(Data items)
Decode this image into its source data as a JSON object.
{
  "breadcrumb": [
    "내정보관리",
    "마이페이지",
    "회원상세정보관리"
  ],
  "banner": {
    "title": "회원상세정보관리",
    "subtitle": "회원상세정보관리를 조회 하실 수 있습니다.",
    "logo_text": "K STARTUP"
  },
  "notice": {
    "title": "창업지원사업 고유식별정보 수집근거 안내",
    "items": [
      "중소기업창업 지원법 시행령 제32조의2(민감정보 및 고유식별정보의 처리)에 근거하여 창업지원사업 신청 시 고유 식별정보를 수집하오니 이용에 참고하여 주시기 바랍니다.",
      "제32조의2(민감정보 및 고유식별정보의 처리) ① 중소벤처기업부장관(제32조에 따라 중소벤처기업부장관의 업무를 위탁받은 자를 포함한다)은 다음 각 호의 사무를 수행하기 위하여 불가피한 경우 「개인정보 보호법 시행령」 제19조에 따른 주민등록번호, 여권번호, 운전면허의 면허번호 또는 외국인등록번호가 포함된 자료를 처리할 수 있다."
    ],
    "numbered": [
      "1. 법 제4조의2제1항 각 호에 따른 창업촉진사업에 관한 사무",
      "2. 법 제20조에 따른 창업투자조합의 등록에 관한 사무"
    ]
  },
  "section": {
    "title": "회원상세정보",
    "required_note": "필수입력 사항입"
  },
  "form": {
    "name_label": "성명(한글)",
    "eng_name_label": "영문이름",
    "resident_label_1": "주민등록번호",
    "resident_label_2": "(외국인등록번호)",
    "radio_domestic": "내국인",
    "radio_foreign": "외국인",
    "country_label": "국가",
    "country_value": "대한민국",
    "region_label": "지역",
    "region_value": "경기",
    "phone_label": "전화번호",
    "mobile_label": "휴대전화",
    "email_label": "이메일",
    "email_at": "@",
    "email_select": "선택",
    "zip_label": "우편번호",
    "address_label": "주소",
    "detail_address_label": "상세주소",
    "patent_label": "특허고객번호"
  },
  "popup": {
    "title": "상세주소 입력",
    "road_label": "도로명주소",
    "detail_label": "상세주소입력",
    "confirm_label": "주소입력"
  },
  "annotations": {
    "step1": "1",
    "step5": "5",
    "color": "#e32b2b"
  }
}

TASK BRIEF. Repeat the data verbatim.

TASK OUTPUT.
Decode this image into its source data as a JSON object.
{
  "breadcrumb": [
    "내정보관리",
    "마이페이지",
    "회원상세정보관리"
  ],
  "banner": {
    "title": "회원상세정보관리",
    "subtitle": "회원상세정보관리를 조회 하실 수 있습니다.",
    "logo_text": "K STARTUP"
  },
  "notice": {
    "title": "창업지원사업 고유식별정보 수집근거 안내",
    "items": [
      "중소기업창업 지원법 시행령 제32조의2(민감정보 및 고유식별정보의 처리)에 근거하여 창업지원사업 신청 시 고유 식별정보를 수집하오니 이용에 참고하여 주시기 바랍니다.",
      "제32조의2(민감정보 및 고유식별정보의 처리) ① 중소벤처기업부장관(제32조에 따라 중소벤처기업부장관의 업무를 위탁받은 자를 포함한다)은 다음 각 호의 사무를 수행하기 위하여 불가피한 경우 「개인정보 보호법 시행령」 제19조에 따른 주민등록번호, 여권번호, 운전면허의 면허번호 또는 외국인등록번호가 포함된 자료를 처리할 수 있다."
    ],
    "numbered": [
      "1. 법 제4조의2제1항 각 호에 따른 창업촉진사업에 관한 사무",
      "2. 법 제20조에 따른 창업투자조합의 등록에 관한 사무"
    ]
  },
  "section": {
    "title": "회원상세정보",
    "required_note": "필수입력 사항입"
  },
  "form": {
    "name_label": "성명(한글)",
    "eng_name_label": "영문이름",
    "resident_label_1": "주민등록번호",
    "resident_label_2": "(외국인등록번호)",
    "radio_domestic": "내국인",
    "radio_foreign": "외국인",
    "country_label": "국가",
    "country_value": "대한민국",
    "region_label": "지역",
    "region_value": "경기",
    "phone_label": "전화번호",
    "mobile_label": "휴대전화",
    "email_label": "이메일",
    "email_at": "@",
    "email_select": "선택",
    "zip_label": "우편번호",
    "address_label": "주소",
    "detail_address_label": "상세주소",
    "patent_label": "특허고객번호"
  },
  "popup": {
    "title": "상세주소 입력",
    "road_label": "도로명주소",
    "detail_label": "상세주소입력",
    "confirm_label": "주소입력"
  },
  "annotations": {
    "step1": "1",
    "step5": "5",
    "color": "#e32b2b"
  }
}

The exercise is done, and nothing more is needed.